_EXERCISE MATERIAL:_
--------------------

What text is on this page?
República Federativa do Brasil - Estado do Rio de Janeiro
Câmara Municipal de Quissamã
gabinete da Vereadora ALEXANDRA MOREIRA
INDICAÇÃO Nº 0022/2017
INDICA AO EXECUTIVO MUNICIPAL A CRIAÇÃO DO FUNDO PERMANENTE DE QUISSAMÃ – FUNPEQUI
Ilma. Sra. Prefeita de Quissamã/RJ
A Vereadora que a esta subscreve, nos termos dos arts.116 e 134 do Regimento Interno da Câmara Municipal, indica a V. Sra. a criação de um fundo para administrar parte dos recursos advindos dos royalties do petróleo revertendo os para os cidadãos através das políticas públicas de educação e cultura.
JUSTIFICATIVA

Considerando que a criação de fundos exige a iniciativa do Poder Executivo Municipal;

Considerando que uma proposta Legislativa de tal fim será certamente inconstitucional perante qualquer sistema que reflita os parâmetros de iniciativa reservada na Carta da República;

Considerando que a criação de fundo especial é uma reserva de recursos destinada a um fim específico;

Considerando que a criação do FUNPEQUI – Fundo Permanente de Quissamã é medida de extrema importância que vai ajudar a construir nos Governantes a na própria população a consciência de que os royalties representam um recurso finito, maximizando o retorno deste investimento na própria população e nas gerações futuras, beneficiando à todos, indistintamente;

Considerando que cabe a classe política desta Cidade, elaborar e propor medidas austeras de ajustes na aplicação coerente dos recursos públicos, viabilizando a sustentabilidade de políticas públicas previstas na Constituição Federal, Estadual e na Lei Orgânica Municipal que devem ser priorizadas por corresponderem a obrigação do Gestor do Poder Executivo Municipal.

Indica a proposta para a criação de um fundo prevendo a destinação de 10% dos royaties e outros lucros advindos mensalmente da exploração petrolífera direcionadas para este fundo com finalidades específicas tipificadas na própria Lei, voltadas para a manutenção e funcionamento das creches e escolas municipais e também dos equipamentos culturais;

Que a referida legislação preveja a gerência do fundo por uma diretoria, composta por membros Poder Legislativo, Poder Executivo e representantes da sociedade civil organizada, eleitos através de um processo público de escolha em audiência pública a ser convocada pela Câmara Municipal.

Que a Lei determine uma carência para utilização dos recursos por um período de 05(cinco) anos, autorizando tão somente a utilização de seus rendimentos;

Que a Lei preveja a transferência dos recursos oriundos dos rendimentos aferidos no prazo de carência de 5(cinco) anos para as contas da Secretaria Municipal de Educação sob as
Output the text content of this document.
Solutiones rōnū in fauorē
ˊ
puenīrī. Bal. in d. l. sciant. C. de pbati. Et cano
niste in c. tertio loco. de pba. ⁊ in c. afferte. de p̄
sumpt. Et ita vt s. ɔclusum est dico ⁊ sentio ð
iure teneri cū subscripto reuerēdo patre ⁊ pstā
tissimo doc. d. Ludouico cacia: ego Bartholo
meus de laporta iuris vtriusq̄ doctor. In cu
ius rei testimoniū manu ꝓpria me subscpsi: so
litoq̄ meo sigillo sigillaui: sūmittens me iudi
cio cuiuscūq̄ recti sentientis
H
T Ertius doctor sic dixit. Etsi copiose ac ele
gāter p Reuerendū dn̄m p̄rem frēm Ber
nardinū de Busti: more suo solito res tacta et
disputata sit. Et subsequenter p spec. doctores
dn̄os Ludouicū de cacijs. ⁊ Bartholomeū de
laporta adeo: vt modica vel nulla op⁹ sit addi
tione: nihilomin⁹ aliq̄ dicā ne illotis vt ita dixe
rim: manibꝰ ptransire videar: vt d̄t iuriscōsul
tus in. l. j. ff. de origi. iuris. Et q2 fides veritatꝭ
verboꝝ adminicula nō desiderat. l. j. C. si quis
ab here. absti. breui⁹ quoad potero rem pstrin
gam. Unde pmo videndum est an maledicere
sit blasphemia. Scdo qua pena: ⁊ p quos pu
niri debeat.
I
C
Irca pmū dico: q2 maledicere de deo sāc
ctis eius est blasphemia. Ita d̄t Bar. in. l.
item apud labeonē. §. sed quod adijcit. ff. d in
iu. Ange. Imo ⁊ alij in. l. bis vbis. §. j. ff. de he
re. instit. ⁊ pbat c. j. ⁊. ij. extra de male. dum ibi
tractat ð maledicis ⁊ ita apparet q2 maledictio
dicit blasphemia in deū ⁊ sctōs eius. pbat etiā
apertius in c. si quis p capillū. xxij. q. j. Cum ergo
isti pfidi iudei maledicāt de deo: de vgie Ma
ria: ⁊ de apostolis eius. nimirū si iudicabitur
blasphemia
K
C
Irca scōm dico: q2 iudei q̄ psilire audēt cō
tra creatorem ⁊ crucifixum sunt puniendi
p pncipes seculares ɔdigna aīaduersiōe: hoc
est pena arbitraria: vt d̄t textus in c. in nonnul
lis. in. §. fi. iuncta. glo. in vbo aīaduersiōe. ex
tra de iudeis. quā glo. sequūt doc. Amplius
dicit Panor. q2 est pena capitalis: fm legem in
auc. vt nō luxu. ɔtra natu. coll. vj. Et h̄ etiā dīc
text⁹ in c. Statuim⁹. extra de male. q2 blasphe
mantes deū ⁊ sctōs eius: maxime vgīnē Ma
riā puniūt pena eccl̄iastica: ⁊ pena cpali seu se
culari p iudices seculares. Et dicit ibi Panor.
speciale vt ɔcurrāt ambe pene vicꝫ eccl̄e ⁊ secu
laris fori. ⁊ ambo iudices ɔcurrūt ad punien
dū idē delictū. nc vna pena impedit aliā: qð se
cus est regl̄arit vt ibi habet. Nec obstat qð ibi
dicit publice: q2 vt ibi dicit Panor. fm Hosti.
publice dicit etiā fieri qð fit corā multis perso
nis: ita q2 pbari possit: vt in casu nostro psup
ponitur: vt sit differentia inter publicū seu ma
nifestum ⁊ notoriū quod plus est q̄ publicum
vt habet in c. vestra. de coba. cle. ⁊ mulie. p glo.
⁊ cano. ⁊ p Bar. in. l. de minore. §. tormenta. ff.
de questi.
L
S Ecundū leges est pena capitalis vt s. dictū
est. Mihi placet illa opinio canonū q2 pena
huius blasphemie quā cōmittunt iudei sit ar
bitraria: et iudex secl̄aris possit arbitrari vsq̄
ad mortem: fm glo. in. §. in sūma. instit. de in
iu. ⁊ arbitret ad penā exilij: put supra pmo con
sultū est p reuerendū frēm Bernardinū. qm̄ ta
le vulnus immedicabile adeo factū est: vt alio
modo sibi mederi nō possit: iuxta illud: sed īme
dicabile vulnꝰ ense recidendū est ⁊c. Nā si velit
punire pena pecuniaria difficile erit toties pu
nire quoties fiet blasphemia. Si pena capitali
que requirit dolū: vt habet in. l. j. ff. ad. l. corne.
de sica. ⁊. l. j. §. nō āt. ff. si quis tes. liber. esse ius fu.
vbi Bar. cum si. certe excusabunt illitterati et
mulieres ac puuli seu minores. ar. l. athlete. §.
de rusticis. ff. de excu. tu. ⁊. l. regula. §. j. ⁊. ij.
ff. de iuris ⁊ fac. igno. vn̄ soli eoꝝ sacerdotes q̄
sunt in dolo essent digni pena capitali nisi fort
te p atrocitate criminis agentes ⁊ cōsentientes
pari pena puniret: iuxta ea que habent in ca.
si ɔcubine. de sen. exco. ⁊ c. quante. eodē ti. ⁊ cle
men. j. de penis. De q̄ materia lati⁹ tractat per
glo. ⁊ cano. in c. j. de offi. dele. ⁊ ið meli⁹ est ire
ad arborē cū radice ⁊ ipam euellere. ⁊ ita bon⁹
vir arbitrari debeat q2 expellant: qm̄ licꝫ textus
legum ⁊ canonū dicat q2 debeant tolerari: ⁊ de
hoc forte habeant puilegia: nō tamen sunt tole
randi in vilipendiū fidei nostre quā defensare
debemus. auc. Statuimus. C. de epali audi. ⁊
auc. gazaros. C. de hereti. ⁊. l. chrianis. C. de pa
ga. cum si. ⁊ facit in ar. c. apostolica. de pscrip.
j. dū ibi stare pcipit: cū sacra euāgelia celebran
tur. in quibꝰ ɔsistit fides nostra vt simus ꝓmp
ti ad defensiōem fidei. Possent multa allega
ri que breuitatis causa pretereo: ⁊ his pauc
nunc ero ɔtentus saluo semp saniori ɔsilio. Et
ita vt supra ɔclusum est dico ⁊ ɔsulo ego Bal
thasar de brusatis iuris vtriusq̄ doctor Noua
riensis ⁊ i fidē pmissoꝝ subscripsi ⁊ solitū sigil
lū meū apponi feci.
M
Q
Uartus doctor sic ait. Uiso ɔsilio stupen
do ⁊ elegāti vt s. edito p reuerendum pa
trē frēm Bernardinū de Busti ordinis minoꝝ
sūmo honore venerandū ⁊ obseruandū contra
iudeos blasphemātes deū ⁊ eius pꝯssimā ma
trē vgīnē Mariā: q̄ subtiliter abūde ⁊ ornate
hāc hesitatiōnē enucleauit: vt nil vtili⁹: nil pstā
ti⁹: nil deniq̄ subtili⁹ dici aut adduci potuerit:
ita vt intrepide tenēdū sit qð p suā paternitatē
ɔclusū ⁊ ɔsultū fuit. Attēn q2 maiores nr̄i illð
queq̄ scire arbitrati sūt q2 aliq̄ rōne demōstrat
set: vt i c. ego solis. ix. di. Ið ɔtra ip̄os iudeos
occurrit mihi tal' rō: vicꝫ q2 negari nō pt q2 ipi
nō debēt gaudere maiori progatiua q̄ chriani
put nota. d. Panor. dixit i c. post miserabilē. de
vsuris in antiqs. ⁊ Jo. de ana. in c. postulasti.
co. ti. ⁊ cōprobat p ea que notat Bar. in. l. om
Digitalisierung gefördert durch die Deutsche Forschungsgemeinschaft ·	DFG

--------------------

_DIRECTIONS:_
Working from the listing above, pick out every line that has "anos" and copy it.

_EXPECTED OUTPUT:_
Que a Lei determine uma carência para utilização dos recursos por um período de 05(cinco) anos, autorizando tão somente a utilização de seus rendimentos;
Que a Lei preveja a transferência dos recursos oriundos dos rendimentos aferidos no prazo de carência de 5(cinco) anos para as contas da Secretaria Municipal de Educação sob as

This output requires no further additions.